Can you reproduce everything in the Redis traffic analysis from "Redis-cache tcpdump analysis" down to "for further processing.", switching "trace.txt" to "mget_trace.txt"?

**Extract**

# # # # # # #

Redis-cache tcpdump analysis of mget calls
It's time for another round of redis traffic analysis, triggered by some of the instrumentation being added in gitlab-org/gitlab!104562 (merged).
Setup
Capturing traffic (receive side only):
iwiedler@redis-cache-02-db-gprd.c.gitlab-production.internal:/var/log/pcap-iwiedler$ sudo tcpdump -G 30 -W 1 -s 65535 tcp dst port 6379 -w redis.pcap -i ens4
Basic processing:
➜ find redis-analysis -name '*.06379.findx' | GITLAB_REDIS_CLUSTER=cache parallel -j0 -n100 ruby ~/code/runbooks/scripts/redis_trace_cmd.rb | sed '/^$/d' > trace.txt
➜ sort -o trace.txt trace.txt
➜ cat trace.txt | grep mget | wc -l
418874
I then applied a few modifications to redis_trace_cmd.rb for further processing.
mget
argument count
Distribution of Modification:
puts "#{args.size-1}" if cmd == "mget"
Analysis:
➜ find redis-analysis -name '*.06379.findx' | GITLAB_REDIS_CLUSTER=cache parallel -j0 -n100 ruby ~/code/runbooks/scripts/redis_trace_cmd.rb | sed '/^$/d' > mget.keys.txt
➜ cat mget.keys.txt | log2hist
[1] 16893 ∎∎∎∎∎∎∎∎∎∎∎∎∎∎∎∎∎∎∎∎∎∎∎∎∎∎∎∎∎∎∎∎∎∎∎∎∎∎∎∎∎∎∎∎∎∎∎∎∎∎∎∎
[2, 4) 1562 ∎∎∎∎
[4, 8) 1393 ∎∎∎∎
[8, 16) 1075 ∎∎∎
[16, 32) 2957 ∎∎∎∎∎∎∎∎∎
[32, 64) 446 ∎
[64, 128) 1362 ∎∎∎∎
[128, 256) 89
[256, 512) 161
[512, 1024) 45
[1024, 2048) 0
[2048, 4096) 0
[4096, 8192) 1
The majority of calls only have a single argument. But then we have plenty with ~20 args, and quite a few with 100. Then a couple at the top with >500. And finally a single chonker that made an mget
on 5905 keys.
Key pattern distribution
Modification:
data = {
time: ts.iso8601(9),
cmd: cmd,
src_host: src_host,
keys: keys,
patterns: keys.map { |key| RedisTrace::KeyPattern.filter_key(key).gsub(' ', '_') },
patterns_uniq: keys.map { |key| RedisTrace::KeyPattern.filter_key(key).gsub(' ', '_') }.sort.uniq,
}
puts data.to_json
Analysis:
➜ find redis-analysis -name '*.06379.findx' | GITLAB_REDIS_CLUSTER=cache parallel -j0 -n100 ruby ~/code/runbooks/scripts/redis_trace_cmd.rb | sed '/^$/d' > trace.mget.json
➜ cat trace.mget.json | jq | head
➜ cat trace.mget.json | jq 'select(.patterns_uniq|length > 1)|.patterns_uniq'
➜ cat trace.mget.json | jq -sc 'sort_by(.keys|length)[]' > trace.mget.sorted.json
➜ cat trace.mget.sorted.json | jq 'select(.keys|length >= 100)|select(.patterns_uniq|length > 1)|[(.keys|length), .src_host, .patterns_uniq]'
Patterns for the huge outlier:
➜ tail -n1 trace.mget.sorted.json | jq '.patterns_uniq'
[
"cache:gitlab:Class:tag:$LONGHASH:projects/$NUMBER-$NUMBER"

# # # # # # #

(Page segmentation data)
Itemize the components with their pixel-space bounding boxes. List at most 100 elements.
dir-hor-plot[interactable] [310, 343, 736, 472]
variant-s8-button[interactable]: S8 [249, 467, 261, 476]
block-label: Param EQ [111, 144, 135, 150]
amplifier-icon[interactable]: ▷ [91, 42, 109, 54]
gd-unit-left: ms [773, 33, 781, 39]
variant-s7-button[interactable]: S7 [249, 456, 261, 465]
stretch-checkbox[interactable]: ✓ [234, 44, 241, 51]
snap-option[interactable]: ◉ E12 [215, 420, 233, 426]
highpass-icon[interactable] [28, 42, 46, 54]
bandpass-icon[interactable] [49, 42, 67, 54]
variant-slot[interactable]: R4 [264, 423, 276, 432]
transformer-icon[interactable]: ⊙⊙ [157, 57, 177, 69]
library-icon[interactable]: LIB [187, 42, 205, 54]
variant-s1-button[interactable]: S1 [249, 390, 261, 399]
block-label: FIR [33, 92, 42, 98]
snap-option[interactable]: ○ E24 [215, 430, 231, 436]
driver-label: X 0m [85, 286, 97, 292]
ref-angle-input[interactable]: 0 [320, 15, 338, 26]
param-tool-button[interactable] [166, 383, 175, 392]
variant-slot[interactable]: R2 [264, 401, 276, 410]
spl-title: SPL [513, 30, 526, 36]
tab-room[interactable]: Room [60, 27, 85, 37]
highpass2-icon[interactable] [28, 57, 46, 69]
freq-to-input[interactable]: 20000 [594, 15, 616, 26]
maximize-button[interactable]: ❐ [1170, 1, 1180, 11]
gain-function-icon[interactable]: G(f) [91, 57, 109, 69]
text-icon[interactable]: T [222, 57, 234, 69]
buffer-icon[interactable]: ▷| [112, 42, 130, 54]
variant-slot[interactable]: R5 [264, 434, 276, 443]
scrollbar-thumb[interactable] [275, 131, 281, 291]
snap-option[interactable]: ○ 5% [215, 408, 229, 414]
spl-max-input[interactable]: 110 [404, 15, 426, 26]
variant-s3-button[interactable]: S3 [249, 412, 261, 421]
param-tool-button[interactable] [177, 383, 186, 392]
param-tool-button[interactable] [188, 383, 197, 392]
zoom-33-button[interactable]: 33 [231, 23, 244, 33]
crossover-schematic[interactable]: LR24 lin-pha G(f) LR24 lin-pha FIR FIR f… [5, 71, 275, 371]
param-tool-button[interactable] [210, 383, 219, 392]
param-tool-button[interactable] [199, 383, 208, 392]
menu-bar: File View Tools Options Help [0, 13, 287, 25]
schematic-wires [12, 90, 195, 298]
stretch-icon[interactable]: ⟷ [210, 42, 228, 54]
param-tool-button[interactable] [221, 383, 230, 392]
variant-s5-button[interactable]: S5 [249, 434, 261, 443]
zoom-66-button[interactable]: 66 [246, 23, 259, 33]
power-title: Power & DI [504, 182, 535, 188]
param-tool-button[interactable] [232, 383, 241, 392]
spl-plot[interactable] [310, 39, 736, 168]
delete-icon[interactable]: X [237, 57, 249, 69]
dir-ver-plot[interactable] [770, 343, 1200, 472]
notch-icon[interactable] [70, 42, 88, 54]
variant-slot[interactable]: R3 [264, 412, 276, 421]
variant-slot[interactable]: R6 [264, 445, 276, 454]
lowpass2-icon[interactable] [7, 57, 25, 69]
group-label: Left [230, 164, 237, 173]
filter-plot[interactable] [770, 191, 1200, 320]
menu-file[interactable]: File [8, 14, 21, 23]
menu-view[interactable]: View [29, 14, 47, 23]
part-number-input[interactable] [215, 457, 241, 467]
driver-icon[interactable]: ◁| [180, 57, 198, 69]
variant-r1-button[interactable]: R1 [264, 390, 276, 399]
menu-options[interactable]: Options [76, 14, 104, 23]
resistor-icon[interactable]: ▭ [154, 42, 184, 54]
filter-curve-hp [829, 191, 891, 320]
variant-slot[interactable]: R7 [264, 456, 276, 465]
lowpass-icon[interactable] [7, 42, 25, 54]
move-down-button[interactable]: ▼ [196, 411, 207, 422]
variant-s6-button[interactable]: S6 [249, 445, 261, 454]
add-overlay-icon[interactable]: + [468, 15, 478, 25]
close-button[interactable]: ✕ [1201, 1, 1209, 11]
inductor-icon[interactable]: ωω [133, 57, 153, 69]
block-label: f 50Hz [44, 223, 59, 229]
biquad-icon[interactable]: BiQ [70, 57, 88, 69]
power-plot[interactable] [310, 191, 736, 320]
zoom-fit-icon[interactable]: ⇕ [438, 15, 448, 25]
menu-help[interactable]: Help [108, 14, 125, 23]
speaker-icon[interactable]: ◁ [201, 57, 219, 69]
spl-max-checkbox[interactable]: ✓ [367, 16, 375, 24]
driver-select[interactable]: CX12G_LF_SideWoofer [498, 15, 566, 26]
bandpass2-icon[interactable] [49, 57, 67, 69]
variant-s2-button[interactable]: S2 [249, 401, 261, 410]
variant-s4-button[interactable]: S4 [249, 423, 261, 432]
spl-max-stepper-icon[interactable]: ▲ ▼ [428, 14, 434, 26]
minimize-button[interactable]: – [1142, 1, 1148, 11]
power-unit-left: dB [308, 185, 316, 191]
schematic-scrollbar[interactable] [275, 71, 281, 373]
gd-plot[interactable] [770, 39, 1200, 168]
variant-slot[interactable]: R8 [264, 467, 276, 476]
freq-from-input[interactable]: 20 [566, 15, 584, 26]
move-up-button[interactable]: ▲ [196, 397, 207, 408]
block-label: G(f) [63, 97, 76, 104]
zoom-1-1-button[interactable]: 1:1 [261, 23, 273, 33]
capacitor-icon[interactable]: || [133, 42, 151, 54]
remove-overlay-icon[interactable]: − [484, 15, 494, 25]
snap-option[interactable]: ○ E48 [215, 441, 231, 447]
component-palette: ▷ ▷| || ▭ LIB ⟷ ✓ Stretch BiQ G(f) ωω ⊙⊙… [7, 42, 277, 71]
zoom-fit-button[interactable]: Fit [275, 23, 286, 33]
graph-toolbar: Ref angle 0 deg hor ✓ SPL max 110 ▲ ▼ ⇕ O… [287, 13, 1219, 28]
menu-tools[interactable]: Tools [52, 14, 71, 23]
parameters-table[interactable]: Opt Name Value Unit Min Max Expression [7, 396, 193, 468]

# # # # # # #

**Answer box**
Redis-cache tcpdump analysis of mget calls
It's time for another round of redis traffic analysis, triggered by some of the instrumentation being added in gitlab-org/gitlab!104562 (merged).
Setup
Capturing traffic (receive side only):
iwiedler@redis-cache-02-db-gprd.c.gitlab-production.internal:/var/log/pcap-iwiedler$ sudo tcpdump -G 30 -W 1 -s 65535 tcp dst port 6379 -w redis.pcap -i ens4
Basic processing:
➜ find redis-analysis -name '*.06379.findx' | GITLAB_REDIS_CLUSTER=cache parallel -j0 -n100 ruby ~/code/runbooks/scripts/redis_trace_cmd.rb | sed '/^$/d' > mget_trace.txt
➜ sort -o mget_trace.txt mget_trace.txt
➜ cat mget_trace.txt | grep mget | wc -l
418874
I then applied a few modifications to redis_trace_cmd.rb for further processing.